* Short exercise: Among the lines of these entries, how many hold the word "bearish"? State only the number.

--*--

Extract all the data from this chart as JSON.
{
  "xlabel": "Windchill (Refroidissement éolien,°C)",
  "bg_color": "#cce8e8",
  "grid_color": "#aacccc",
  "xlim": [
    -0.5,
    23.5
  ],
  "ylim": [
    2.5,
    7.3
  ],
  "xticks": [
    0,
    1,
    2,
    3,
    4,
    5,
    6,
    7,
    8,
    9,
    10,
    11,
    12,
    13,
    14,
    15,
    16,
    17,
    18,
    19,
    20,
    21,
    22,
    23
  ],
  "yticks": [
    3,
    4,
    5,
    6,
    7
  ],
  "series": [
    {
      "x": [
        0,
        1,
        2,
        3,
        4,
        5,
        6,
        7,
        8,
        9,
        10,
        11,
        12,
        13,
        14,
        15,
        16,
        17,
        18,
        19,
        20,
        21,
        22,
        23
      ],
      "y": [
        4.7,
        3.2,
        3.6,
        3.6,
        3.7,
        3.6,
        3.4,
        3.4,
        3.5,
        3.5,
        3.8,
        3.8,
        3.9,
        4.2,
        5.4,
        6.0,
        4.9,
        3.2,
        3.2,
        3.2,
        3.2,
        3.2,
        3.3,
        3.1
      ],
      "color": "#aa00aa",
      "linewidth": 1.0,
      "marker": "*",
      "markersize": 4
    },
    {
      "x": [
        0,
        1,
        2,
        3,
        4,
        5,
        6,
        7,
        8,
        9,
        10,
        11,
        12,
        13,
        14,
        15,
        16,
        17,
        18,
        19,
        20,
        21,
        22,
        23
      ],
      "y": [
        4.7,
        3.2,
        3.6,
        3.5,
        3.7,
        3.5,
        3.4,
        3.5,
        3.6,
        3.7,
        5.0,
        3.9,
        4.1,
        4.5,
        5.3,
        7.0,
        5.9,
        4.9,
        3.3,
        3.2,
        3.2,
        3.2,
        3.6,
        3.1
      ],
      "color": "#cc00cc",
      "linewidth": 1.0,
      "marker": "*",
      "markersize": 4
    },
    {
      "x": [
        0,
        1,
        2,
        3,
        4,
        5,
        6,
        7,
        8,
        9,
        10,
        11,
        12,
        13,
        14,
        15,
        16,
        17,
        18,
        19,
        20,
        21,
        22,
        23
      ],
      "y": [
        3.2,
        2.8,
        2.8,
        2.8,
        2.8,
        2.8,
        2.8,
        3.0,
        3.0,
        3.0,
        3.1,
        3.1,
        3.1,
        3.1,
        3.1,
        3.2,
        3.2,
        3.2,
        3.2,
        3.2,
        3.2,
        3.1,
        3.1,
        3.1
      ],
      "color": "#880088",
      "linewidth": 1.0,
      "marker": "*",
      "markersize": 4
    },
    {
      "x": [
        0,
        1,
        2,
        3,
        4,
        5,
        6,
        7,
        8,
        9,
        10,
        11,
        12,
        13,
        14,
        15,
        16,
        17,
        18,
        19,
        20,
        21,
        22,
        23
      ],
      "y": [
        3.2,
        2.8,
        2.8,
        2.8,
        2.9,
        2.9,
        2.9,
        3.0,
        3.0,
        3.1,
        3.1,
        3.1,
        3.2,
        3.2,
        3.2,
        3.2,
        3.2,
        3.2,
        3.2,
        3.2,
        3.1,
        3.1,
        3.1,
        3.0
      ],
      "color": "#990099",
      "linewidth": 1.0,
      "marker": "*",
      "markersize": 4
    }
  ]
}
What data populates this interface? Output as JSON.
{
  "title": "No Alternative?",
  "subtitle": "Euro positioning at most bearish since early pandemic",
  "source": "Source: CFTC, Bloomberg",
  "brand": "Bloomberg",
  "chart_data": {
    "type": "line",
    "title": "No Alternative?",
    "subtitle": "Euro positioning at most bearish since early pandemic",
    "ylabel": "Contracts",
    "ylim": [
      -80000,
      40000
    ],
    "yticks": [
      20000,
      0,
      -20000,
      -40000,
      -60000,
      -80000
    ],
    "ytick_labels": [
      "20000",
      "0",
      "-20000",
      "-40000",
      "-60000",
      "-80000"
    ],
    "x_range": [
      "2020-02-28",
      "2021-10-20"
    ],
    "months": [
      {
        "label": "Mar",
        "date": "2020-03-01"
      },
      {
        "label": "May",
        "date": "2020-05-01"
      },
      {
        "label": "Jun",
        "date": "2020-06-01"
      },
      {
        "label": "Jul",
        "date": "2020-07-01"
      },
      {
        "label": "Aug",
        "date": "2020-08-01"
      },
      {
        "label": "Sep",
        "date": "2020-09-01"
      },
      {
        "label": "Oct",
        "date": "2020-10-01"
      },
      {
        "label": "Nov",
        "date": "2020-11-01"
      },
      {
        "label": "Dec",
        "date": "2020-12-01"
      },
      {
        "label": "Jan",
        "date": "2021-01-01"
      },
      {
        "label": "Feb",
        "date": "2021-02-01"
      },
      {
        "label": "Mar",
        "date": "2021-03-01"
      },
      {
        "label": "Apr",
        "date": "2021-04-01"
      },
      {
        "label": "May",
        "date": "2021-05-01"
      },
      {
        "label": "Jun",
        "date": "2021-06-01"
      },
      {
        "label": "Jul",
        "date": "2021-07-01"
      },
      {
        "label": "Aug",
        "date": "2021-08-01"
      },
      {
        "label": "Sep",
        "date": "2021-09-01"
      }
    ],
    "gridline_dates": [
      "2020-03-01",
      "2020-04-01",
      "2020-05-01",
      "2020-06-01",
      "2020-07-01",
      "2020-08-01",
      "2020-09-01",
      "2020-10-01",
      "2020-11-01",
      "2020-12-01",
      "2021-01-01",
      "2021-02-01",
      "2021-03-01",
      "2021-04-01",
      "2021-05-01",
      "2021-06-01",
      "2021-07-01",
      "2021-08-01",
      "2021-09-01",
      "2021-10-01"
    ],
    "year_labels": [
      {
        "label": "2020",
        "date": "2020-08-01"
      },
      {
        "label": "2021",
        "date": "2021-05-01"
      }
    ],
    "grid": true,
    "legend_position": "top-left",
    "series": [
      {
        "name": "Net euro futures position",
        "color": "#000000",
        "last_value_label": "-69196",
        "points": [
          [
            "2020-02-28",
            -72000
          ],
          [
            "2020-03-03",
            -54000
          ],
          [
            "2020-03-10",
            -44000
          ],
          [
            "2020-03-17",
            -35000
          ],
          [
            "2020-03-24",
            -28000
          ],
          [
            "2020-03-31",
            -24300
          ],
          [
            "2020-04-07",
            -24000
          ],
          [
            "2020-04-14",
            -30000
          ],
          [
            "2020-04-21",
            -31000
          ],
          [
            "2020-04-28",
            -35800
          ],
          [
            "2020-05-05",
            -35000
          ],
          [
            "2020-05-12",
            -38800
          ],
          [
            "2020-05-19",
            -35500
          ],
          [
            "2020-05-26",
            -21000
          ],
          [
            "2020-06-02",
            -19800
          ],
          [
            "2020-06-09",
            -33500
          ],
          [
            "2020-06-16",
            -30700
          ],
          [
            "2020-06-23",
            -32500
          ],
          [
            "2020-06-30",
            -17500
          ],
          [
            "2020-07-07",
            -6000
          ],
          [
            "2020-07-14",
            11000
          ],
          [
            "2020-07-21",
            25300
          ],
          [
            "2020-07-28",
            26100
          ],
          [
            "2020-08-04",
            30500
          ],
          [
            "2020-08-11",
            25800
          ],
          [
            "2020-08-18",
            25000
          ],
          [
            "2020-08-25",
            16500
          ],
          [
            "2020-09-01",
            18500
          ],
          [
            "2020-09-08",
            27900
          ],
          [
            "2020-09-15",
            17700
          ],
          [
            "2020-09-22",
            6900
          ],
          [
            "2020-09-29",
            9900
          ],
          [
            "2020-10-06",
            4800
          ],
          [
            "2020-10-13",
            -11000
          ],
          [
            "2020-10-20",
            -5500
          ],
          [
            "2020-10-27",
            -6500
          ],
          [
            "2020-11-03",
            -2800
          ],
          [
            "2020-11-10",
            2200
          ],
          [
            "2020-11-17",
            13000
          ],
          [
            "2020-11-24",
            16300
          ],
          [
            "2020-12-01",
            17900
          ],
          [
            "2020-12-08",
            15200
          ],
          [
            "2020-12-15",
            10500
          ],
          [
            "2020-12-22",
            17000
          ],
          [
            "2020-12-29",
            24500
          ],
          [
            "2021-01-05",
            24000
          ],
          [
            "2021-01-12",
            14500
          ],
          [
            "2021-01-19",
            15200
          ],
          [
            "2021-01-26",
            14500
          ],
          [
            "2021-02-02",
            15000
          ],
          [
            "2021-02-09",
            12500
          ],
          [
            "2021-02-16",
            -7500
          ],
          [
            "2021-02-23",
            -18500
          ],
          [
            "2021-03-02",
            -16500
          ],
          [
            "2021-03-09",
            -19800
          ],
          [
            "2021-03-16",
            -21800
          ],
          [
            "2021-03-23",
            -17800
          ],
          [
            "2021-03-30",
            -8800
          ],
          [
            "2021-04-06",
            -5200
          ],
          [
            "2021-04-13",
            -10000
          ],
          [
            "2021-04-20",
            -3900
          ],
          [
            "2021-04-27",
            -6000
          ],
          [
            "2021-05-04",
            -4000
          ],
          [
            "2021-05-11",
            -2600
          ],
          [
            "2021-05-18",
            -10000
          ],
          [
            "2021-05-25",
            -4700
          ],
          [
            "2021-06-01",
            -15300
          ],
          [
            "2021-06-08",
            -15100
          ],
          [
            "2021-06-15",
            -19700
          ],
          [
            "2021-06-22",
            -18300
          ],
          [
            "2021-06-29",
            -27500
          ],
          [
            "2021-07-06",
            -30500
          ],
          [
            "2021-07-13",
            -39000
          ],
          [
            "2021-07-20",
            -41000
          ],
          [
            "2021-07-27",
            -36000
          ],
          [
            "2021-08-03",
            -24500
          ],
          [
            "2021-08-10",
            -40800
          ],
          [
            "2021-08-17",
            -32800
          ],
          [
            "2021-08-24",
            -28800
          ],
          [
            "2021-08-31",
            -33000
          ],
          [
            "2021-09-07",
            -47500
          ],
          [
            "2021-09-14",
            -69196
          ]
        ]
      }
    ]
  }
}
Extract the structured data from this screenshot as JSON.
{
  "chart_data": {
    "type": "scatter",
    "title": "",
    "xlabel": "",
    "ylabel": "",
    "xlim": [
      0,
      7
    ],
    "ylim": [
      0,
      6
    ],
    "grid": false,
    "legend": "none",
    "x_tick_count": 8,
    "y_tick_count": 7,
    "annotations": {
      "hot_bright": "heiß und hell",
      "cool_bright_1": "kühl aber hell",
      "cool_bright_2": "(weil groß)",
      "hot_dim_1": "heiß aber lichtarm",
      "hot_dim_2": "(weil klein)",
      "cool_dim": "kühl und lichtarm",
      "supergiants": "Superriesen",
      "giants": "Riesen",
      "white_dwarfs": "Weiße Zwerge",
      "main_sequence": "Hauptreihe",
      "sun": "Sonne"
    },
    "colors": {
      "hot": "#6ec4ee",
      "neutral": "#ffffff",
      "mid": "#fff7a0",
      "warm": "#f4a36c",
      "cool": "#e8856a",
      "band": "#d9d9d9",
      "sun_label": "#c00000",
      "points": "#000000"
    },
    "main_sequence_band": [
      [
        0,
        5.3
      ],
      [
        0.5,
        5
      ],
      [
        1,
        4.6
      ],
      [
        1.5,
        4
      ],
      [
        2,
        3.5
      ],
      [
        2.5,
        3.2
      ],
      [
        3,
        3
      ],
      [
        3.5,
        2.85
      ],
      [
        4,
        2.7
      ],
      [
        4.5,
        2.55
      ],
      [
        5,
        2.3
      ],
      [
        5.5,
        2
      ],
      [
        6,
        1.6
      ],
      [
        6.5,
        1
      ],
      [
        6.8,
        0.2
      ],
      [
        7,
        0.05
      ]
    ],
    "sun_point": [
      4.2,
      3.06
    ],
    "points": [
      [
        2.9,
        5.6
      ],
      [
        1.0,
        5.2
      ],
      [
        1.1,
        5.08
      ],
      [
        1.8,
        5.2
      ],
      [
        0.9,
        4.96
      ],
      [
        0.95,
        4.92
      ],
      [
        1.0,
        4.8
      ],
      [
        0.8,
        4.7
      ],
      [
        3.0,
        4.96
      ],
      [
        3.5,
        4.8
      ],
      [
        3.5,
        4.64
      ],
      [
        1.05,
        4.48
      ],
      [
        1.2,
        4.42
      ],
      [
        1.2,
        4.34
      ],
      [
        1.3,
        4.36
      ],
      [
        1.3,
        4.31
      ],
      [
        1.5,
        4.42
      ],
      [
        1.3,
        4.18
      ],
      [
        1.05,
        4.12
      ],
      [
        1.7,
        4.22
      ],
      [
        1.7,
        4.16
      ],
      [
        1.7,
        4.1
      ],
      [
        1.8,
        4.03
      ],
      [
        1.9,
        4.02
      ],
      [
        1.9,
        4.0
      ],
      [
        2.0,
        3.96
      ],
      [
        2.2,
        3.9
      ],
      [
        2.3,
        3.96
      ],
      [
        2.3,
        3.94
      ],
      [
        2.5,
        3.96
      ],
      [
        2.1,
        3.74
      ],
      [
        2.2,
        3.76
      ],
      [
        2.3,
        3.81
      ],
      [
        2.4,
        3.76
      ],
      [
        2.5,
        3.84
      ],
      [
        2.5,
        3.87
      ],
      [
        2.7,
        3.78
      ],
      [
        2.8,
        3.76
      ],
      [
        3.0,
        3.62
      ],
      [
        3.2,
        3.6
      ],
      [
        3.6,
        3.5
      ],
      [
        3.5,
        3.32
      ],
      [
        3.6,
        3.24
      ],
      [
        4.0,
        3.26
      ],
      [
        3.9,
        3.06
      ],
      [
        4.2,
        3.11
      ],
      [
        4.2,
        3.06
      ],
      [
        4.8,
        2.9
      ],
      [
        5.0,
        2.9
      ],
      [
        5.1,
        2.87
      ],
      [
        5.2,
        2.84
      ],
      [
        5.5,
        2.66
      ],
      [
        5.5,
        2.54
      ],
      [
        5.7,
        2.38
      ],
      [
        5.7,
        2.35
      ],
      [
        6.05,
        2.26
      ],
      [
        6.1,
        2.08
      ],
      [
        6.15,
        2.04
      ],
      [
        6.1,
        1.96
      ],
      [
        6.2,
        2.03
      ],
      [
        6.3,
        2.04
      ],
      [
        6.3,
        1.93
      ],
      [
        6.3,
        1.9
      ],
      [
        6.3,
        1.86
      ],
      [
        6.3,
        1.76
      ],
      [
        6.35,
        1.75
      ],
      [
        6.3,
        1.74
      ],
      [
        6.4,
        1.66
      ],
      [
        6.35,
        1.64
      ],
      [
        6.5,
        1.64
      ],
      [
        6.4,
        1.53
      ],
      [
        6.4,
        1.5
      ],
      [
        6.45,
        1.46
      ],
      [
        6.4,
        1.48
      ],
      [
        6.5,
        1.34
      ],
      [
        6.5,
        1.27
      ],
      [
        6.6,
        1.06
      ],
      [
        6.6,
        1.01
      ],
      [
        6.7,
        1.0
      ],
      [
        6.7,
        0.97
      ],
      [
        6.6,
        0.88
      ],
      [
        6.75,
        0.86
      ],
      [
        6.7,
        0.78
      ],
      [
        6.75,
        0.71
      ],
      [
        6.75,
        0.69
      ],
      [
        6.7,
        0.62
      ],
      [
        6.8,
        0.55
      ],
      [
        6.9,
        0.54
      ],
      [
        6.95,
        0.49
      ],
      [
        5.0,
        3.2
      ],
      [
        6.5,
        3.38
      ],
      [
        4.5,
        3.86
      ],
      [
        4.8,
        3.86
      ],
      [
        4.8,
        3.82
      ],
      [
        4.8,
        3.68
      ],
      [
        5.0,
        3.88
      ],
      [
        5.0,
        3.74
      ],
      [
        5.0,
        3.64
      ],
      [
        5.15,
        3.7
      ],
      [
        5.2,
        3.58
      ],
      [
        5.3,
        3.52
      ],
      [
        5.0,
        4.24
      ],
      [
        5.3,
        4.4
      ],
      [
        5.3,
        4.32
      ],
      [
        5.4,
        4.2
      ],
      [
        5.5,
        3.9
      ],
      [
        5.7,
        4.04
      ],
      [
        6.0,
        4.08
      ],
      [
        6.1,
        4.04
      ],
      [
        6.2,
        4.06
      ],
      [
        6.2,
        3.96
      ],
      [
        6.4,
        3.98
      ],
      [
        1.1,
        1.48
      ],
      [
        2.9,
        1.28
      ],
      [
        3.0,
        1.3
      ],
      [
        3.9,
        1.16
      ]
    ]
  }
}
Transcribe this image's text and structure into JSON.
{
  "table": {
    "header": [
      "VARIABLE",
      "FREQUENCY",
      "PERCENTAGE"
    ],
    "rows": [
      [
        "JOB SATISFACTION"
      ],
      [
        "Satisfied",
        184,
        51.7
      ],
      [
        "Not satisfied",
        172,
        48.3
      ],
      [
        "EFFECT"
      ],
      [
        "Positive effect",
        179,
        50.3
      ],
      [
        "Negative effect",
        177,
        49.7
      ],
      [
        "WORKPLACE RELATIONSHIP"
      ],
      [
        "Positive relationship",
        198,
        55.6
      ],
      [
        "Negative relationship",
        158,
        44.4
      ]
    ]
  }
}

--*--

* The reply: 2